▶ **RECORDS TO USE**
________________________
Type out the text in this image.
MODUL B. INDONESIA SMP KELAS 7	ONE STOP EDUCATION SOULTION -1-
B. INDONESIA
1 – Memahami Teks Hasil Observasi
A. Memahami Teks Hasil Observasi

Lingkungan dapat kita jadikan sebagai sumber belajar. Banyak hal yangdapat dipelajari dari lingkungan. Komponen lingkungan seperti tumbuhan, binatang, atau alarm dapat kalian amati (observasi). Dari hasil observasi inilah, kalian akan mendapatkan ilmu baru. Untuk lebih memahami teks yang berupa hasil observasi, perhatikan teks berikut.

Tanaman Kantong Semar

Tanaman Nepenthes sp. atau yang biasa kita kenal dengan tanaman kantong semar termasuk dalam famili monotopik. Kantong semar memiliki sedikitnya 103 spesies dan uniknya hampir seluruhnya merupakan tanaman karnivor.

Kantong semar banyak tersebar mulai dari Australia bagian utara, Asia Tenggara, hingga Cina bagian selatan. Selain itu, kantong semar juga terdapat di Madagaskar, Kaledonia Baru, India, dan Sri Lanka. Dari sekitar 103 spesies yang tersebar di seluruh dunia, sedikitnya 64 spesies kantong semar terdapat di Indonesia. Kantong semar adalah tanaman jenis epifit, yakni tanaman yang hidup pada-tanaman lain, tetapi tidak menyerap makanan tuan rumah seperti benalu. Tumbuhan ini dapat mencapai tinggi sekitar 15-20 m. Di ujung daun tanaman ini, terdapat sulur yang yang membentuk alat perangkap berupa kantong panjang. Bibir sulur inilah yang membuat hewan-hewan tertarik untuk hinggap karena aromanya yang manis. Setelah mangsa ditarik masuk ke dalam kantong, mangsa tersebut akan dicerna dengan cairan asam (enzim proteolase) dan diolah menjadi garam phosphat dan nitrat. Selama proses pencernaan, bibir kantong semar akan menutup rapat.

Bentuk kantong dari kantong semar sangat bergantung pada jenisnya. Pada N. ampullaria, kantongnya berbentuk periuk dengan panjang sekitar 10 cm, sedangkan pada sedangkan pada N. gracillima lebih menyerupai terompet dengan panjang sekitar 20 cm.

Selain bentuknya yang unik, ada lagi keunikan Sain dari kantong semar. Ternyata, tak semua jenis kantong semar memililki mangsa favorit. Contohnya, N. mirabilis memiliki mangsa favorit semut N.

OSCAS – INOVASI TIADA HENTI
________________________
▶ **WHAT TO DO**
Check each line above for the string "atau" and show the ones that have it.

▶ **RESULT OF THIS EXERCISE**
Lingkungan dapat kita jadikan sebagai sumber belajar. Banyak hal yangdapat dipelajari dari lingkungan. Komponen lingkungan seperti tumbuhan, binatang, atau alarm dapat kalian amati (observasi). Dari hasil observasi inilah, kalian akan mendapatkan ilmu baru. Untuk lebih memahami teks yang berupa hasil observasi, perhatikan teks berikut.
Tanaman Nepenthes sp. atau yang biasa kita kenal dengan tanaman kantong semar termasuk dalam famili monotopik. Kantong semar memiliki sedikitnya 103 spesies dan uniknya hampir seluruhnya merupakan tanaman karnivor.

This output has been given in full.